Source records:
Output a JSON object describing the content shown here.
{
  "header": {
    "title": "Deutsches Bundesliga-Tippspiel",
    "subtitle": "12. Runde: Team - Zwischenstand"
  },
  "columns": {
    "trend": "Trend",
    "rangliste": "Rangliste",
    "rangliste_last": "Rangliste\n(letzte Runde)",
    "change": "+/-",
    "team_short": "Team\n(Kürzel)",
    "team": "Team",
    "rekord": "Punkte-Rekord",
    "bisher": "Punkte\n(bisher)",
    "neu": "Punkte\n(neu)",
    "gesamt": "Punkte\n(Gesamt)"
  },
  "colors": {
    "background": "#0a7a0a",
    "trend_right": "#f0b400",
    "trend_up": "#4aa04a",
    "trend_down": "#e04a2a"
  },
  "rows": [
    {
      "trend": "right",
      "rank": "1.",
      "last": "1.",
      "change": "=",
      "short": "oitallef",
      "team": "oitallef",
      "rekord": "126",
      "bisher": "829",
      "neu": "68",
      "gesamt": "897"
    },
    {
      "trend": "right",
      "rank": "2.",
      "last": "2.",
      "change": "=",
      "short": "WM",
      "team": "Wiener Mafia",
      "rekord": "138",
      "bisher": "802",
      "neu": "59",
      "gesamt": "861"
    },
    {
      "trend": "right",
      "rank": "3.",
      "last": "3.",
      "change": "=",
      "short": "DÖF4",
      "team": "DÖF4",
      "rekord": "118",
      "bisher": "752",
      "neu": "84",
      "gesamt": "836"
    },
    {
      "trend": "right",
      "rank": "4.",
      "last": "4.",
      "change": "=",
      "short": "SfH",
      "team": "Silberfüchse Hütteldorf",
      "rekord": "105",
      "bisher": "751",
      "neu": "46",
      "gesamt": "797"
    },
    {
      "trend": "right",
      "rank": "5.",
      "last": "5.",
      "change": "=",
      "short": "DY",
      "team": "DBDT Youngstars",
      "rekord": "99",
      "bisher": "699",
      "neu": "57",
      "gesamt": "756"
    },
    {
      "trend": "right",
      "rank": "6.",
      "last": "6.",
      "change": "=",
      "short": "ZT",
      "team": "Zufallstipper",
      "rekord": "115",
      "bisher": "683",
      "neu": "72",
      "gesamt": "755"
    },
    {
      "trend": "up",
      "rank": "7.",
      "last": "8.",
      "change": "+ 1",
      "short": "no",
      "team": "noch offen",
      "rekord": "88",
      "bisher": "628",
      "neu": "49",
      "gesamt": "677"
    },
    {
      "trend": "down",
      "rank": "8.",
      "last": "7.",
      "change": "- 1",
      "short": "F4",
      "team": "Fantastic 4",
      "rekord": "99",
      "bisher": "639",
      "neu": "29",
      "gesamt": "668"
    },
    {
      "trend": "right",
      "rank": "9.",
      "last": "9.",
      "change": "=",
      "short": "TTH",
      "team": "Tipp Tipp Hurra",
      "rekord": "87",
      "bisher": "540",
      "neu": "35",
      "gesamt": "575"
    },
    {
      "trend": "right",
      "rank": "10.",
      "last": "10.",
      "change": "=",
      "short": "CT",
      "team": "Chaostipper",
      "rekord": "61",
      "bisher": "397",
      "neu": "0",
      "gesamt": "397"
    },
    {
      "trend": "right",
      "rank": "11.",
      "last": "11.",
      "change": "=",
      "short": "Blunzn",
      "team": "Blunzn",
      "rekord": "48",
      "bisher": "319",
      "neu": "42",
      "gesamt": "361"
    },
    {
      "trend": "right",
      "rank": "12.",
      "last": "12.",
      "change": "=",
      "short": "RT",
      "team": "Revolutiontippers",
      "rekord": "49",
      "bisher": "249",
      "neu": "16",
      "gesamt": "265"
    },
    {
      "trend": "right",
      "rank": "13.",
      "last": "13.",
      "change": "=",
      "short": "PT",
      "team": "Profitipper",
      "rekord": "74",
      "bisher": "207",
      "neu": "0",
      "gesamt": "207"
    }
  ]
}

Aim:
Write out the entries above once more, without altering anything.

Answer to the task:
Output a JSON object describing the content shown here.
{
  "header": {
    "title": "Deutsches Bundesliga-Tippspiel",
    "subtitle": "12. Runde: Team - Zwischenstand"
  },
  "columns": {
    "trend": "Trend",
    "rangliste": "Rangliste",
    "rangliste_last": "Rangliste\n(letzte Runde)",
    "change": "+/-",
    "team_short": "Team\n(Kürzel)",
    "team": "Team",
    "rekord": "Punkte-Rekord",
    "bisher": "Punkte\n(bisher)",
    "neu": "Punkte\n(neu)",
    "gesamt": "Punkte\n(Gesamt)"
  },
  "colors": {
    "background": "#0a7a0a",
    "trend_right": "#f0b400",
    "trend_up": "#4aa04a",
    "trend_down": "#e04a2a"
  },
  "rows": [
    {
      "trend": "right",
      "rank": "1.",
      "last": "1.",
      "change": "=",
      "short": "oitallef",
      "team": "oitallef",
      "rekord": "126",
      "bisher": "829",
      "neu": "68",
      "gesamt": "897"
    },
    {
      "trend": "right",
      "rank": "2.",
      "last": "2.",
      "change": "=",
      "short": "WM",
      "team": "Wiener Mafia",
      "rekord": "138",
      "bisher": "802",
      "neu": "59",
      "gesamt": "861"
    },
    {
      "trend": "right",
      "rank": "3.",
      "last": "3.",
      "change": "=",
      "short": "DÖF4",
      "team": "DÖF4",
      "rekord": "118",
      "bisher": "752",
      "neu": "84",
      "gesamt": "836"
    },
    {
      "trend": "right",
      "rank": "4.",
      "last": "4.",
      "change": "=",
      "short": "SfH",
      "team": "Silberfüchse Hütteldorf",
      "rekord": "105",
      "bisher": "751",
      "neu": "46",
      "gesamt": "797"
    },
    {
      "trend": "right",
      "rank": "5.",
      "last": "5.",
      "change": "=",
      "short": "DY",
      "team": "DBDT Youngstars",
      "rekord": "99",
      "bisher": "699",
      "neu": "57",
      "gesamt": "756"
    },
    {
      "trend": "right",
      "rank": "6.",
      "last": "6.",
      "change": "=",
      "short": "ZT",
      "team": "Zufallstipper",
      "rekord": "115",
      "bisher": "683",
      "neu": "72",
      "gesamt": "755"
    },
    {
      "trend": "up",
      "rank": "7.",
      "last": "8.",
      "change": "+ 1",
      "short": "no",
      "team": "noch offen",
      "rekord": "88",
      "bisher": "628",
      "neu": "49",
      "gesamt": "677"
    },
    {
      "trend": "down",
      "rank": "8.",
      "last": "7.",
      "change": "- 1",
      "short": "F4",
      "team": "Fantastic 4",
      "rekord": "99",
      "bisher": "639",
      "neu": "29",
      "gesamt": "668"
    },
    {
      "trend": "right",
      "rank": "9.",
      "last": "9.",
      "change": "=",
      "short": "TTH",
      "team": "Tipp Tipp Hurra",
      "rekord": "87",
      "bisher": "540",
      "neu": "35",
      "gesamt": "575"
    },
    {
      "trend": "right",
      "rank": "10.",
      "last": "10.",
      "change": "=",
      "short": "CT",
      "team": "Chaostipper",
      "rekord": "61",
      "bisher": "397",
      "neu": "0",
      "gesamt": "397"
    },
    {
      "trend": "right",
      "rank": "11.",
      "last": "11.",
      "change": "=",
      "short": "Blunzn",
      "team": "Blunzn",
      "rekord": "48",
      "bisher": "319",
      "neu": "42",
      "gesamt": "361"
    },
    {
      "trend": "right",
      "rank": "12.",
      "last": "12.",
      "change": "=",
      "short": "RT",
      "team": "Revolutiontippers",
      "rekord": "49",
      "bisher": "249",
      "neu": "16",
      "gesamt": "265"
    },
    {
      "trend": "right",
      "rank": "13.",
      "last": "13.",
      "change": "=",
      "short": "PT",
      "team": "Profitipper",
      "rekord": "74",
      "bisher": "207",
      "neu": "0",
      "gesamt": "207"
    }
  ]
}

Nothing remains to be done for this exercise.